**WHAT YOU ARE ASKED TO DO:** Find each line with the word "vozača" and copy it.

------------------------------------------------------------

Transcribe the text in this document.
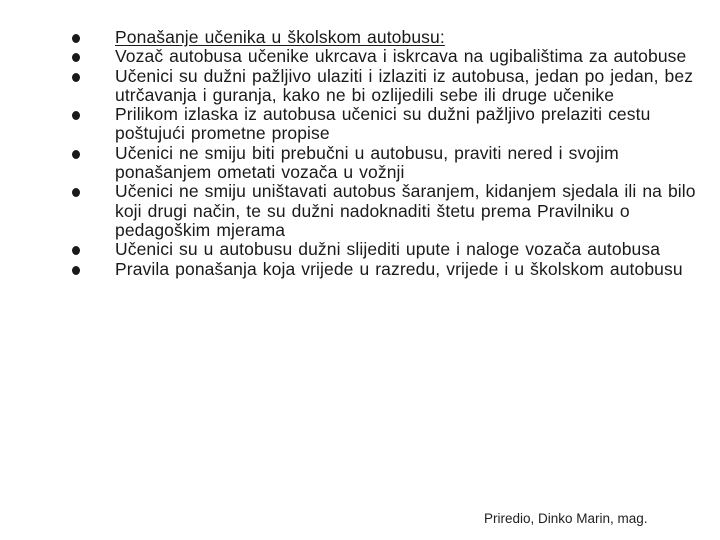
Ponašanje učenika u školskom autobusu:
Vozač autobusa učenike ukrcava i iskrcava na ugibalištima za autobuse
Učenici su dužni pažljivo ulaziti i izlaziti iz autobusa, jedan po jedan, bez utrčavanja i guranja, kako ne bi ozlijedili sebe ili druge učenike
Prilikom izlaska iz autobusa učenici su dužni pažljivo prelaziti cestu poštujući prometne propise
Učenici ne smiju biti prebučni u autobusu, praviti nered i svojim ponašanjem ometati vozača u vožnji
Učenici ne smiju uništavati autobus šaranjem, kidanjem sjedala ili na bilo koji drugi način, te su dužni nadoknaditi štetu prema Pravilniku o pedagoškim mjerama
Učenici su u autobusu dužni slijediti upute i naloge vozača autobusa
Pravila ponašanja koja vrijede u razredu, vrijede i u školskom autobusu
Priredio, Dinko Marin, mag.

------------------------------------------------------------

**FINISHED ANSWER:**
Učenici ne smiju biti prebučni u autobusu, praviti nered i svojim ponašanjem ometati vozača u vožnji
Učenici su u autobusu dužni slijediti upute i naloge vozača autobusa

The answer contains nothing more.